▸ **TASK OBJECTIVE**
Copy every line of the data that contains the string "Incluir".
>>
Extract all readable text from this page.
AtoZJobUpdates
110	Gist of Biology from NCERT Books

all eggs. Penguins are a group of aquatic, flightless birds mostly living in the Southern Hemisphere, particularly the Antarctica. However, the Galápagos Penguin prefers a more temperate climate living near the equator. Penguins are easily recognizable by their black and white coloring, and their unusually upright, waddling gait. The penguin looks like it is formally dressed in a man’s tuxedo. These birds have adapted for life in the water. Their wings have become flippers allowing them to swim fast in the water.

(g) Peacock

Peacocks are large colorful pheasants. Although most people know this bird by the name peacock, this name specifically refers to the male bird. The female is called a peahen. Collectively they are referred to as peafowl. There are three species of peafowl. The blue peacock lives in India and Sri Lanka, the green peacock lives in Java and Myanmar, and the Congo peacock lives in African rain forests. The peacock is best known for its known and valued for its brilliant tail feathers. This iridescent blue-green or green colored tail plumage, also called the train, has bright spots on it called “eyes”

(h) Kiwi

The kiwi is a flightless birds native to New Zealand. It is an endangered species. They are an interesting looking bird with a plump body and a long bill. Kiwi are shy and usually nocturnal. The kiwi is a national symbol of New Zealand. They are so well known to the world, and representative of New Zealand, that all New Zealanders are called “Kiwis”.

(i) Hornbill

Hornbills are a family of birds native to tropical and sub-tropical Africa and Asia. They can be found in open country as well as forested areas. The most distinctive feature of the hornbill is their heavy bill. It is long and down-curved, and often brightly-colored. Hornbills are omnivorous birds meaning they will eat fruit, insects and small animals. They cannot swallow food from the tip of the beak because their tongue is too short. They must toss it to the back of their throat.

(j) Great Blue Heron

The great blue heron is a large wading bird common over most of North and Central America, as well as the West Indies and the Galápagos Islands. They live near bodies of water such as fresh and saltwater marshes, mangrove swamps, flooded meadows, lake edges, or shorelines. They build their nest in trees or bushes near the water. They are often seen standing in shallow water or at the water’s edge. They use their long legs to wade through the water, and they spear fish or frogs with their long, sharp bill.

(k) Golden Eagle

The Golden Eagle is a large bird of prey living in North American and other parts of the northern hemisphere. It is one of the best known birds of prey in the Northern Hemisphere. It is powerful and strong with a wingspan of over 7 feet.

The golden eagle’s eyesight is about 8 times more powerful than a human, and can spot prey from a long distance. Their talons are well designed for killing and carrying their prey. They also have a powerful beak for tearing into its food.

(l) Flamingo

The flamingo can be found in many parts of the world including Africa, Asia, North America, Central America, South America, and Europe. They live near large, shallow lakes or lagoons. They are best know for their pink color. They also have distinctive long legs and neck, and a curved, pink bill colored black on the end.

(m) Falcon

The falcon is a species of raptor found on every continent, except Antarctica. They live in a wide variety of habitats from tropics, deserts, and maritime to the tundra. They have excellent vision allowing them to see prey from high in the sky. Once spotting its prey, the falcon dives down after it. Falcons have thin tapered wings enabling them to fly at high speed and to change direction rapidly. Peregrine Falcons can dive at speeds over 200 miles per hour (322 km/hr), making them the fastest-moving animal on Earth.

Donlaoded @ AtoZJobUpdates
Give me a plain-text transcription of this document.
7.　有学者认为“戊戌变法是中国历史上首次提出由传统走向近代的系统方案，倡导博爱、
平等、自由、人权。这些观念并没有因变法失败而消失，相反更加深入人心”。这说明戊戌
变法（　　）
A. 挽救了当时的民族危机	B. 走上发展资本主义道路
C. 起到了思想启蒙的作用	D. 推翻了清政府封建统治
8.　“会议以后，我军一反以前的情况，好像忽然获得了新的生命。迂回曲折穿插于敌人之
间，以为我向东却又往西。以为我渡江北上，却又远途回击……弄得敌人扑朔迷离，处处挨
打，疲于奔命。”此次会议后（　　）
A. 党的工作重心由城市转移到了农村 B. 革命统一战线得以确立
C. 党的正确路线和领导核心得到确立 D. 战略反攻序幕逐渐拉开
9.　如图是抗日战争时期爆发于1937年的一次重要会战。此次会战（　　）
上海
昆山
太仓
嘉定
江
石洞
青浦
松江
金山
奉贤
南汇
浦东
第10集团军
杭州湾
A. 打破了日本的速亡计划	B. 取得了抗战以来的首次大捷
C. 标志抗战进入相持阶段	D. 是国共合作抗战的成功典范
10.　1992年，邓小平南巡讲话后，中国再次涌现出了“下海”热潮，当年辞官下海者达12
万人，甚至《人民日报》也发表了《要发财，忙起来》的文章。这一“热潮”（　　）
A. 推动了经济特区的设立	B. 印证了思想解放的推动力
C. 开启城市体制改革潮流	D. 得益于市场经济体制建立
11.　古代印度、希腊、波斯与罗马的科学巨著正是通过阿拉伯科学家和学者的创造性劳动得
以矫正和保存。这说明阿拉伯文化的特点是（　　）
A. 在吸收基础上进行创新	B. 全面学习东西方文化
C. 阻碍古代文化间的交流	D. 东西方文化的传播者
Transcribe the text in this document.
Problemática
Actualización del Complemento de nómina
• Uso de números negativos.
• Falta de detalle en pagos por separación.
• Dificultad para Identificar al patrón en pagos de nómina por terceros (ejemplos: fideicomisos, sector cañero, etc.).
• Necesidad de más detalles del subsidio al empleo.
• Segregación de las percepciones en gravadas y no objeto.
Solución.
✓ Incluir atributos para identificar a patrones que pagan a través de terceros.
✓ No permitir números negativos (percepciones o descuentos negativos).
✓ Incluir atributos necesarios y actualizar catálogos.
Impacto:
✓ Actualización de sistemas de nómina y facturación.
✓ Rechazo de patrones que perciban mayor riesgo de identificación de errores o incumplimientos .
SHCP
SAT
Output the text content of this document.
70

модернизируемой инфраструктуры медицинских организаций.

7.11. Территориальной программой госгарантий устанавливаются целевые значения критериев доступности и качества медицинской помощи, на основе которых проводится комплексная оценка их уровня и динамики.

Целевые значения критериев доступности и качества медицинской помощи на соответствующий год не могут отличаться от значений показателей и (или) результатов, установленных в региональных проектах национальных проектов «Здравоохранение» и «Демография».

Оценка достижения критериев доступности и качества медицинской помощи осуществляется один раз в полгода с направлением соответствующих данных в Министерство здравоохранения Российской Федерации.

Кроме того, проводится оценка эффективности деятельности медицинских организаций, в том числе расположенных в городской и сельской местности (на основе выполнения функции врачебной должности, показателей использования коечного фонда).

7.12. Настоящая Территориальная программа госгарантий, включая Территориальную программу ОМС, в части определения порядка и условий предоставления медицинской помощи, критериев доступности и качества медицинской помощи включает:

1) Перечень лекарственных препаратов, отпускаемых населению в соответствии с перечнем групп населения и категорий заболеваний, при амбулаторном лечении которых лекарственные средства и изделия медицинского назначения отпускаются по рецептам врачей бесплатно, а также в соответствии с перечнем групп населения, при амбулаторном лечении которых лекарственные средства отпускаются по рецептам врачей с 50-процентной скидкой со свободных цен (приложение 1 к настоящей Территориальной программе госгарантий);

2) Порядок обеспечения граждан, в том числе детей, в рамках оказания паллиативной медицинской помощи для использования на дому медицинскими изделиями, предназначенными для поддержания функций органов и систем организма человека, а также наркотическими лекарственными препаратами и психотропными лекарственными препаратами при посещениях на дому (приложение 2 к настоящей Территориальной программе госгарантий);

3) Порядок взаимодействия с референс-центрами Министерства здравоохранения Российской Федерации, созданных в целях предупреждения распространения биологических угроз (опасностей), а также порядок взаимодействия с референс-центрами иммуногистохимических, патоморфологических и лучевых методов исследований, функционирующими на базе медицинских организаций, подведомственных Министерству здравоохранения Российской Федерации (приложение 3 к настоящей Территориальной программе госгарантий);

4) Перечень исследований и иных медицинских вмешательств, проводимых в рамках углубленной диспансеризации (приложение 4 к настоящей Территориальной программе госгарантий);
<<
▸ **WRITTEN RESPONSE**
✓ Incluir atributos para identificar a patrones que pagan a través de terceros.
✓ Incluir atributos necesarios y actualizar catálogos.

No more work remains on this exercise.